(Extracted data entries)
========================================

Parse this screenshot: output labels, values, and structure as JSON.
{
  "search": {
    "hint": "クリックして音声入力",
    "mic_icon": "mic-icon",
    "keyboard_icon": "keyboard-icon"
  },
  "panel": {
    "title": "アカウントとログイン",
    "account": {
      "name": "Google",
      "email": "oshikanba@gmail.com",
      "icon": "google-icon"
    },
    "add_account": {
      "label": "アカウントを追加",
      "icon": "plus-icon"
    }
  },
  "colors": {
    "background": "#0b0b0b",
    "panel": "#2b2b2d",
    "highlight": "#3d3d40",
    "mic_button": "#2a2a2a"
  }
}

========================================

Written instruction. Give the listing again, word for word.

Exercise solution.
Parse this screenshot: output labels, values, and structure as JSON.
{
  "search": {
    "hint": "クリックして音声入力",
    "mic_icon": "mic-icon",
    "keyboard_icon": "keyboard-icon"
  },
  "panel": {
    "title": "アカウントとログイン",
    "account": {
      "name": "Google",
      "email": "oshikanba@gmail.com",
      "icon": "google-icon"
    },
    "add_account": {
      "label": "アカウントを追加",
      "icon": "plus-icon"
    }
  },
  "colors": {
    "background": "#0b0b0b",
    "panel": "#2b2b2d",
    "highlight": "#3d3d40",
    "mic_button": "#2a2a2a"
  }
}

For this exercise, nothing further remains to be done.